## Dataset records
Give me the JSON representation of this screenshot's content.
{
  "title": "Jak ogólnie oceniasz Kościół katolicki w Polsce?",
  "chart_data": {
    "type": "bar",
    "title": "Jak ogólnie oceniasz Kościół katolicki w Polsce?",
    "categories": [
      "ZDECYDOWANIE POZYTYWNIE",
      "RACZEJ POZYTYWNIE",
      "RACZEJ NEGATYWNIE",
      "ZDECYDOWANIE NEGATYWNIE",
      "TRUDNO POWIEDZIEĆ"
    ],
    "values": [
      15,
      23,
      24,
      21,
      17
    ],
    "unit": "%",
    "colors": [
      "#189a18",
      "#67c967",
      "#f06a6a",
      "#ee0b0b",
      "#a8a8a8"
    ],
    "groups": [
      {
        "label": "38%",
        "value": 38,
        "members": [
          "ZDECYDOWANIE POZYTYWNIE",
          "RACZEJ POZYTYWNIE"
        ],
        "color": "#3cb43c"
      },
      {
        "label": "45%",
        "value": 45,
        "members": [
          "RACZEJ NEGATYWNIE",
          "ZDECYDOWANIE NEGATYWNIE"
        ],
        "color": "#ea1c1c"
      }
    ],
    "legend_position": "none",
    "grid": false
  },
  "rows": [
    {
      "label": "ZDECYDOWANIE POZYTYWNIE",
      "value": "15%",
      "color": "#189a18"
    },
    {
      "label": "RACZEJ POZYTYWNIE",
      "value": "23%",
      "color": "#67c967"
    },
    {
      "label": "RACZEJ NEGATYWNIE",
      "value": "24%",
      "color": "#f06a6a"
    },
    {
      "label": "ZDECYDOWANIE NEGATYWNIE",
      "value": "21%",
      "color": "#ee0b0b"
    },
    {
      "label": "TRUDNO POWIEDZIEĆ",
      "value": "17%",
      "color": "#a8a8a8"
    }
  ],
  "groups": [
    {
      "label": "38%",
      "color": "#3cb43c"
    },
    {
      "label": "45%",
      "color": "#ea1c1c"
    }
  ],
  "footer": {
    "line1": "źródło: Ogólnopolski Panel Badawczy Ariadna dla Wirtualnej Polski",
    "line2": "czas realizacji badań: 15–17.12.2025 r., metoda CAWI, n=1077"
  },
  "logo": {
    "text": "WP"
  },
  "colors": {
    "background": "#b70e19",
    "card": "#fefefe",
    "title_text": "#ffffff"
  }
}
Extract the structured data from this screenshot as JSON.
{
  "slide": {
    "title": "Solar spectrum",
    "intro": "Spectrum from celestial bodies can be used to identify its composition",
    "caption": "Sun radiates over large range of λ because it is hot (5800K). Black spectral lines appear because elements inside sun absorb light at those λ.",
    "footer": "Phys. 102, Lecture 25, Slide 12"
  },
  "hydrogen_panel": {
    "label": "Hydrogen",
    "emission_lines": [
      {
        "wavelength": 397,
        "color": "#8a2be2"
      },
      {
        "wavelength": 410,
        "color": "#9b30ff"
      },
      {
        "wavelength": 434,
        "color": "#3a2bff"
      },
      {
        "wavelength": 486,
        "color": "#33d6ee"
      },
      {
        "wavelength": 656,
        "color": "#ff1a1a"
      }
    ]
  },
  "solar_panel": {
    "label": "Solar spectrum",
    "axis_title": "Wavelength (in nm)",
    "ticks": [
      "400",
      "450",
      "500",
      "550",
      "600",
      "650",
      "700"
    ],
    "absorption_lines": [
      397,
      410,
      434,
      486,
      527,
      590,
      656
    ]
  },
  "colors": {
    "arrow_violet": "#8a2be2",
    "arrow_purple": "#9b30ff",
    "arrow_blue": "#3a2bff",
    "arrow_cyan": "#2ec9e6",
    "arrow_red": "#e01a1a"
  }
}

## What you need to do
Take the entries above and copy them out exactly.

## Response
Give me the JSON representation of this screenshot's content.
{
  "title": "Jak ogólnie oceniasz Kościół katolicki w Polsce?",
  "chart_data": {
    "type": "bar",
    "title": "Jak ogólnie oceniasz Kościół katolicki w Polsce?",
    "categories": [
      "ZDECYDOWANIE POZYTYWNIE",
      "RACZEJ POZYTYWNIE",
      "RACZEJ NEGATYWNIE",
      "ZDECYDOWANIE NEGATYWNIE",
      "TRUDNO POWIEDZIEĆ"
    ],
    "values": [
      15,
      23,
      24,
      21,
      17
    ],
    "unit": "%",
    "colors": [
      "#189a18",
      "#67c967",
      "#f06a6a",
      "#ee0b0b",
      "#a8a8a8"
    ],
    "groups": [
      {
        "label": "38%",
        "value": 38,
        "members": [
          "ZDECYDOWANIE POZYTYWNIE",
          "RACZEJ POZYTYWNIE"
        ],
        "color": "#3cb43c"
      },
      {
        "label": "45%",
        "value": 45,
        "members": [
          "RACZEJ NEGATYWNIE",
          "ZDECYDOWANIE NEGATYWNIE"
        ],
        "color": "#ea1c1c"
      }
    ],
    "legend_position": "none",
    "grid": false
  },
  "rows": [
    {
      "label": "ZDECYDOWANIE POZYTYWNIE",
      "value": "15%",
      "color": "#189a18"
    },
    {
      "label": "RACZEJ POZYTYWNIE",
      "value": "23%",
      "color": "#67c967"
    },
    {
      "label": "RACZEJ NEGATYWNIE",
      "value": "24%",
      "color": "#f06a6a"
    },
    {
      "label": "ZDECYDOWANIE NEGATYWNIE",
      "value": "21%",
      "color": "#ee0b0b"
    },
    {
      "label": "TRUDNO POWIEDZIEĆ",
      "value": "17%",
      "color": "#a8a8a8"
    }
  ],
  "groups": [
    {
      "label": "38%",
      "color": "#3cb43c"
    },
    {
      "label": "45%",
      "color": "#ea1c1c"
    }
  ],
  "footer": {
    "line1": "źródło: Ogólnopolski Panel Badawczy Ariadna dla Wirtualnej Polski",
    "line2": "czas realizacji badań: 15–17.12.2025 r., metoda CAWI, n=1077"
  },
  "logo": {
    "text": "WP"
  },
  "colors": {
    "background": "#b70e19",
    "card": "#fefefe",
    "title_text": "#ffffff"
  }
}
Extract the structured data from this screenshot as JSON.
{
  "slide": {
    "title": "Solar spectrum",
    "intro": "Spectrum from celestial bodies can be used to identify its composition",
    "caption": "Sun radiates over large range of λ because it is hot (5800K). Black spectral lines appear because elements inside sun absorb light at those λ.",
    "footer": "Phys. 102, Lecture 25, Slide 12"
  },
  "hydrogen_panel": {
    "label": "Hydrogen",
    "emission_lines": [
      {
        "wavelength": 397,
        "color": "#8a2be2"
      },
      {
        "wavelength": 410,
        "color": "#9b30ff"
      },
      {
        "wavelength": 434,
        "color": "#3a2bff"
      },
      {
        "wavelength": 486,
        "color": "#33d6ee"
      },
      {
        "wavelength": 656,
        "color": "#ff1a1a"
      }
    ]
  },
  "solar_panel": {
    "label": "Solar spectrum",
    "axis_title": "Wavelength (in nm)",
    "ticks": [
      "400",
      "450",
      "500",
      "550",
      "600",
      "650",
      "700"
    ],
    "absorption_lines": [
      397,
      410,
      434,
      486,
      527,
      590,
      656
    ]
  },
  "colors": {
    "arrow_violet": "#8a2be2",
    "arrow_purple": "#9b30ff",
    "arrow_blue": "#3a2bff",
    "arrow_cyan": "#2ec9e6",
    "arrow_red": "#e01a1a"
  }
}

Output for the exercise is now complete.